Brief:
Reproduce each line exactly.

Data listing:
---+---
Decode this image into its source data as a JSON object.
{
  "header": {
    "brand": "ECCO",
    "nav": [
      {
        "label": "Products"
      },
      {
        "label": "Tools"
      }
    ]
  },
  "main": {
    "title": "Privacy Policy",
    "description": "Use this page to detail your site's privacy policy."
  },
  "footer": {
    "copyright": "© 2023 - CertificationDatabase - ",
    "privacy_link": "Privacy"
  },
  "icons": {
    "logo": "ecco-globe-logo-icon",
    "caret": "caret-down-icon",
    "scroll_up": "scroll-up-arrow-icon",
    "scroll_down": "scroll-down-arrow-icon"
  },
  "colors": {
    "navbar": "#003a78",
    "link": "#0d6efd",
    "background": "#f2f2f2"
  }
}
---+---
Response for this exercise:
Decode this image into its source data as a JSON object.
{
  "header": {
    "brand": "ECCO",
    "nav": [
      {
        "label": "Products"
      },
      {
        "label": "Tools"
      }
    ]
  },
  "main": {
    "title": "Privacy Policy",
    "description": "Use this page to detail your site's privacy policy."
  },
  "footer": {
    "copyright": "© 2023 - CertificationDatabase - ",
    "privacy_link": "Privacy"
  },
  "icons": {
    "logo": "ecco-globe-logo-icon",
    "caret": "caret-down-icon",
    "scroll_up": "scroll-up-arrow-icon",
    "scroll_down": "scroll-down-arrow-icon"
  },
  "colors": {
    "navbar": "#003a78",
    "link": "#0d6efd",
    "background": "#f2f2f2"
  }
}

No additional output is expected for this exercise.